(TASK REQUIREMENTS)
Check each line of the records below and collect those holding "name".

=== RECORDED INFORMATION ===

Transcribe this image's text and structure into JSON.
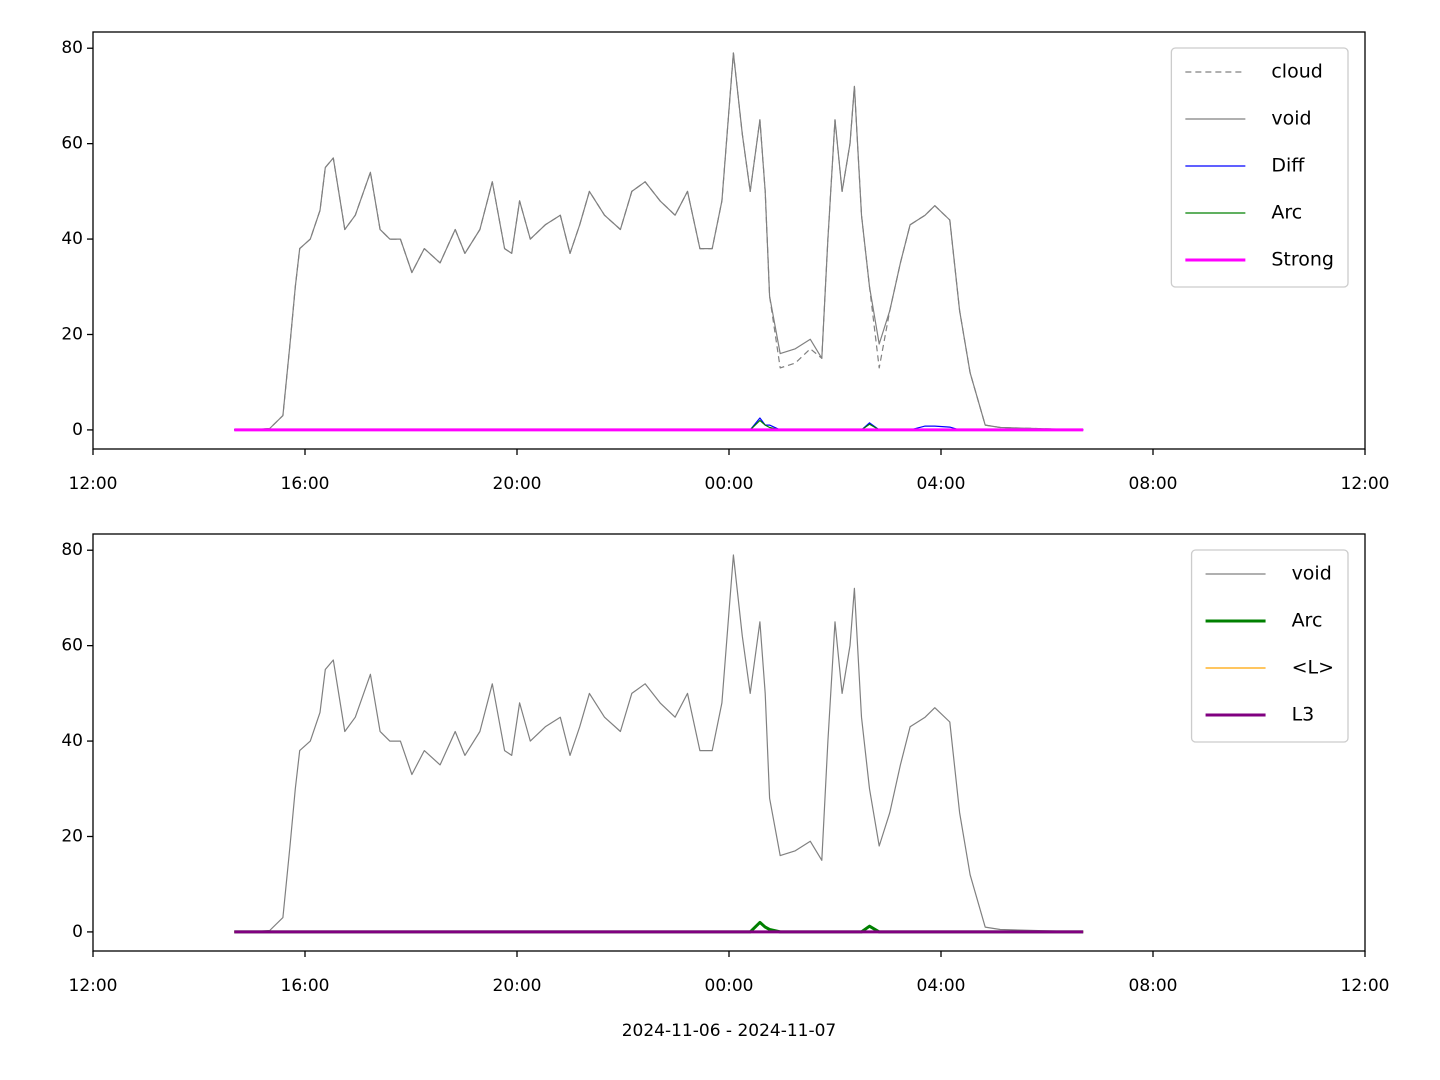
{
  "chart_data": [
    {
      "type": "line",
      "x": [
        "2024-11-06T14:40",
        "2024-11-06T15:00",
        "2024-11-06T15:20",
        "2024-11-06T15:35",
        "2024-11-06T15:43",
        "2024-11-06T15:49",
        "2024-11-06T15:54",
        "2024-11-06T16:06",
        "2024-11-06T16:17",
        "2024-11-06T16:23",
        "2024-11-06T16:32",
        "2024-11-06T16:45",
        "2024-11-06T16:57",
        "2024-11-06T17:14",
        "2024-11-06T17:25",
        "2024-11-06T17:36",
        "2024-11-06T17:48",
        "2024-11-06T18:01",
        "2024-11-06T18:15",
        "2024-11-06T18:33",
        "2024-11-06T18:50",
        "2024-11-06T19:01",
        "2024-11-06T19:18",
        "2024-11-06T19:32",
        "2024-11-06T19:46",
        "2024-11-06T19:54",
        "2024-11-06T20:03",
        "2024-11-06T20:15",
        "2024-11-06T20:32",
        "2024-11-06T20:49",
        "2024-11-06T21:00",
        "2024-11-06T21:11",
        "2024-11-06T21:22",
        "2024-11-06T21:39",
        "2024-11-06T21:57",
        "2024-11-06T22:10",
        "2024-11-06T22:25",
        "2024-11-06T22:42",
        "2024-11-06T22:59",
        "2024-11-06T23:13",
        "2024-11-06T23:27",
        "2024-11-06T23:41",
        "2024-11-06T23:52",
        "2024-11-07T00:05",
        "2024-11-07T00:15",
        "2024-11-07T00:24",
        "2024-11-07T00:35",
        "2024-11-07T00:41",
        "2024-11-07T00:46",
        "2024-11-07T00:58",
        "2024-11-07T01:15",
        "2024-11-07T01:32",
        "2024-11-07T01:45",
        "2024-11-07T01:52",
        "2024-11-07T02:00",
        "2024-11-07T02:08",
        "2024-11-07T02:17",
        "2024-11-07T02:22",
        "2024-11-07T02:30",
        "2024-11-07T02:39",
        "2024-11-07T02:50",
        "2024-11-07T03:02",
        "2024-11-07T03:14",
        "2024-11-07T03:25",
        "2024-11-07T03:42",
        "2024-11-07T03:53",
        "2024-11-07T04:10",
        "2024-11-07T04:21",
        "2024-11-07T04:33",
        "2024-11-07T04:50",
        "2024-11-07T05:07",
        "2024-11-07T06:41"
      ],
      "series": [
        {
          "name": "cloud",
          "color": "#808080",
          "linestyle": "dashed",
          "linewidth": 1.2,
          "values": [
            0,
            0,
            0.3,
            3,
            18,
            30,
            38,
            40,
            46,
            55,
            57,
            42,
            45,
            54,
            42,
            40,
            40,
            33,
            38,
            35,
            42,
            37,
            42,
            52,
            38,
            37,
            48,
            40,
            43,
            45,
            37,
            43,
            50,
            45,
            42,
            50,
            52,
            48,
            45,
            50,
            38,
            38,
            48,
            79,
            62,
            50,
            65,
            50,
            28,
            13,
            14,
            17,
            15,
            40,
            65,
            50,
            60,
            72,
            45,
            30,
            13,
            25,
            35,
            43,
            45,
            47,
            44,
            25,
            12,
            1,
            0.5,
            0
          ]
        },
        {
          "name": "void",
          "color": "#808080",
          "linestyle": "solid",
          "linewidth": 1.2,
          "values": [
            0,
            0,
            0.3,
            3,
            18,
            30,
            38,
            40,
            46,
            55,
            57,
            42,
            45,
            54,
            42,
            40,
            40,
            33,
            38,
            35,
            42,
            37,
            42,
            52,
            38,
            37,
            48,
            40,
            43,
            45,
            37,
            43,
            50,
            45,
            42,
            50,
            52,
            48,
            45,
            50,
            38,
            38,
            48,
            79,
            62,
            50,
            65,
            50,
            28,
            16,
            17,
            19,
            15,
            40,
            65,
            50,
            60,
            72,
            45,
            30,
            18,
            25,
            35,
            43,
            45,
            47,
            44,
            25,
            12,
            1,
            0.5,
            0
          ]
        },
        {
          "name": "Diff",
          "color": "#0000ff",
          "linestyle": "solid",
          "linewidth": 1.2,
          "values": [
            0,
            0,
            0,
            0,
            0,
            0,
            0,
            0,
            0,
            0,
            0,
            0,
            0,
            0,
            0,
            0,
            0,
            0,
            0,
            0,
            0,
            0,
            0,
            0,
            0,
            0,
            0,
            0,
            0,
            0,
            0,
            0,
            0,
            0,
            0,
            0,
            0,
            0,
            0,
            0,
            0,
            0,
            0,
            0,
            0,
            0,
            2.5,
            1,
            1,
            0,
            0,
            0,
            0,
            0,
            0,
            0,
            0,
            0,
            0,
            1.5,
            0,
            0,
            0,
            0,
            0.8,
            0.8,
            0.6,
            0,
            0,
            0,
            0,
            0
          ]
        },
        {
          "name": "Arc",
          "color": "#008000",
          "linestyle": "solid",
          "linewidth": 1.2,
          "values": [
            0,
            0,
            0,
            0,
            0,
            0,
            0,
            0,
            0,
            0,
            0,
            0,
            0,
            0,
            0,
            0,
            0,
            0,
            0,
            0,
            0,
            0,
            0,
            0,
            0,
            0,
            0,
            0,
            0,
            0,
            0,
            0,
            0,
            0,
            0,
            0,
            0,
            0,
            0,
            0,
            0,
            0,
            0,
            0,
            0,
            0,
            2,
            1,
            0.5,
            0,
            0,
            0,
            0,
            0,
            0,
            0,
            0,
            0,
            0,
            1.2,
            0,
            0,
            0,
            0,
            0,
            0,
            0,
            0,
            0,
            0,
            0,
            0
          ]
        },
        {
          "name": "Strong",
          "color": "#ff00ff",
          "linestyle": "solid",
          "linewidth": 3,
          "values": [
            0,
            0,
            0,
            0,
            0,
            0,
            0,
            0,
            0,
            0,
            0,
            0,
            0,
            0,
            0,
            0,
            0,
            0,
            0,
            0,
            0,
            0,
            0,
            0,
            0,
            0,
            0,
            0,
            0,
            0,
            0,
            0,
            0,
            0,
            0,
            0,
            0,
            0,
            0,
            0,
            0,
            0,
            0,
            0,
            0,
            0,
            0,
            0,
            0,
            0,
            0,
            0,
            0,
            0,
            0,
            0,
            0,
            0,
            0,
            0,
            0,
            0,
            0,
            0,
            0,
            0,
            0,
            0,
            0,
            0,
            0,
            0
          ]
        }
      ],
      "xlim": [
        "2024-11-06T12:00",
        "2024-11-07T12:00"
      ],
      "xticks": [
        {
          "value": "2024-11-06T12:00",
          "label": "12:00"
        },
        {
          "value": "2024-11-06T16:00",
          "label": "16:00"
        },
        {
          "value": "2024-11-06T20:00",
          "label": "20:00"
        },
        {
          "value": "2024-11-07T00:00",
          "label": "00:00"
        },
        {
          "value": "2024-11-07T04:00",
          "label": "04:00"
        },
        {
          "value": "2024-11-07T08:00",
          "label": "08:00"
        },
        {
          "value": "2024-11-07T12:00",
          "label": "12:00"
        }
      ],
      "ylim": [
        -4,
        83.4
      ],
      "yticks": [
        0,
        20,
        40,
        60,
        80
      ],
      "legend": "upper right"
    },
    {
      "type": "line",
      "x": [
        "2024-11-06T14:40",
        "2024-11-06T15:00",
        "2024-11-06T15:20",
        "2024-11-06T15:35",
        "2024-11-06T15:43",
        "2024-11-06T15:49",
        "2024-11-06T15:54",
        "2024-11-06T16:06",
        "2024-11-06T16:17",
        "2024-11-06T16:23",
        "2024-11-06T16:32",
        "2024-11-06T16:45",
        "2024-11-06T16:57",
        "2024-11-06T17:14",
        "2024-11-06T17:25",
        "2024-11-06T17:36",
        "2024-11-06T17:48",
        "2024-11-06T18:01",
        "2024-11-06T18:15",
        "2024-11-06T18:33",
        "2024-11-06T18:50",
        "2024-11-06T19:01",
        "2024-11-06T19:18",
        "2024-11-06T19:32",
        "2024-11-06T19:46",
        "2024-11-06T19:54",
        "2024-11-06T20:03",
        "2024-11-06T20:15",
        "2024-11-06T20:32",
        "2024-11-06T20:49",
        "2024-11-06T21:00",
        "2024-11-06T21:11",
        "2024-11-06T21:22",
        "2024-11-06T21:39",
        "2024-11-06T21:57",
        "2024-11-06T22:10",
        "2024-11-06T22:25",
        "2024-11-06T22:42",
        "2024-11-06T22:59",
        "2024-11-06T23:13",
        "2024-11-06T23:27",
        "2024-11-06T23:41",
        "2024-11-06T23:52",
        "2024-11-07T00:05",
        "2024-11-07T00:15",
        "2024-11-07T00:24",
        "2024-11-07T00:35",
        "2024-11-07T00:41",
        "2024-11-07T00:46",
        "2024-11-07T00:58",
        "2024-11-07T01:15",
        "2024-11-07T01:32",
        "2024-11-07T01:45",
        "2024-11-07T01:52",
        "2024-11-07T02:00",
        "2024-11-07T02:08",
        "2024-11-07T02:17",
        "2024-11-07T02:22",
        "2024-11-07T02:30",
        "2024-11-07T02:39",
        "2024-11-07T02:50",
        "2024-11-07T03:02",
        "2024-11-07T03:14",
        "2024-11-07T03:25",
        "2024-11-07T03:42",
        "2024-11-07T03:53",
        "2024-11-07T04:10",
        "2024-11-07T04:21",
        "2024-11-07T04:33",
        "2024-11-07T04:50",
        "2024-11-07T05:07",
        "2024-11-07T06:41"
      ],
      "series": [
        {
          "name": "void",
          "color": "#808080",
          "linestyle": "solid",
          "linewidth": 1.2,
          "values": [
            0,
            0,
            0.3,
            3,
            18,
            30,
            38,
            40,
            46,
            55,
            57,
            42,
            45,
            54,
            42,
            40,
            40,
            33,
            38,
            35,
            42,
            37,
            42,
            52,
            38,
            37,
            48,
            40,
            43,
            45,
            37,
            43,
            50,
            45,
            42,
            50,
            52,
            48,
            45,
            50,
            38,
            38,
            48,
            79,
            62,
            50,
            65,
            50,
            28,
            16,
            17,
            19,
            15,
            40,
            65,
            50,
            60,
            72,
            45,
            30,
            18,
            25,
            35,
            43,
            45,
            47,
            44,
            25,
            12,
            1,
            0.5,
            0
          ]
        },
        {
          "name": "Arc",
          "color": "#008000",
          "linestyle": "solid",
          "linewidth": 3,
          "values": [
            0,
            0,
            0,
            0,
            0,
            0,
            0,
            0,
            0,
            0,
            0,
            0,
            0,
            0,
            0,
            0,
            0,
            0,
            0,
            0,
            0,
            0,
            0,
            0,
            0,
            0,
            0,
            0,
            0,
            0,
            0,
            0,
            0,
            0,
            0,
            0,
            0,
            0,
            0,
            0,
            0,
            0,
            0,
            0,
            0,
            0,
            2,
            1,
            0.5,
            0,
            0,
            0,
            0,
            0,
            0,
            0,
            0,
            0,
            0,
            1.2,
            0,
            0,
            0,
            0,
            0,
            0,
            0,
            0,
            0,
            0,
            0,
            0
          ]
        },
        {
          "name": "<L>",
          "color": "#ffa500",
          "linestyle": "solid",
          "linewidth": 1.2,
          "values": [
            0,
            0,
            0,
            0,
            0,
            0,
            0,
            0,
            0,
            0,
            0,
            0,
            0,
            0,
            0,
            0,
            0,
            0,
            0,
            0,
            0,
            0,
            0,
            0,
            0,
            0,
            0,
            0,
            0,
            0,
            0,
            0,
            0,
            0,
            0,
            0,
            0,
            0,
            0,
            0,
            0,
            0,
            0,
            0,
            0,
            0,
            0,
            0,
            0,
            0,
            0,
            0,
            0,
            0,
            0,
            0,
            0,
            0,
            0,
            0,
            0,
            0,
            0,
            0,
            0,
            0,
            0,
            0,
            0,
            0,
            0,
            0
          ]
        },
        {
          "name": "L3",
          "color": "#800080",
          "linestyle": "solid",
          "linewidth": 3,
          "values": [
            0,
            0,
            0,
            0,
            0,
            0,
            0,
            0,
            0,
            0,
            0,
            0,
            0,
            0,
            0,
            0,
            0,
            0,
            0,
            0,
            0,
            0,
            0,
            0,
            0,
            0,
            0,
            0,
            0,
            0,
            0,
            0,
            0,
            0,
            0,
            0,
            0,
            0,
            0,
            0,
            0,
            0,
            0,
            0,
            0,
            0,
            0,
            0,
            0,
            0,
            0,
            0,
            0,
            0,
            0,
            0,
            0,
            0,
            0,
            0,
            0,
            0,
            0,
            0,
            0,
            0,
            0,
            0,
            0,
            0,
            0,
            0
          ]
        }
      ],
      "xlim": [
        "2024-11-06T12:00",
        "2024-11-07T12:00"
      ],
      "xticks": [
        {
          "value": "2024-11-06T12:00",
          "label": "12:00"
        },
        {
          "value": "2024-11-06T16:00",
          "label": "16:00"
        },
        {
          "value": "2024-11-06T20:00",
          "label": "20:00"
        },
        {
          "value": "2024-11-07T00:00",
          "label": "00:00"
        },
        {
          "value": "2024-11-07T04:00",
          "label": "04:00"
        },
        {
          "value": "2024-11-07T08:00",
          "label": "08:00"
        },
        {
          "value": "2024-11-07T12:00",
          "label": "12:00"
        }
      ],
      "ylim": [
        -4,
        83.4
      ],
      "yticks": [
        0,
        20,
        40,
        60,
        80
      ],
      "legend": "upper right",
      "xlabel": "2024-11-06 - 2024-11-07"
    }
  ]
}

===

(FINAL RESULT)
          "name": "cloud",
          "name": "void",
          "name": "Diff",
          "name": "Arc",
          "name": "Strong",
          "name": "void",
          "name": "Arc",
          "name": "<L>",
          "name": "L3",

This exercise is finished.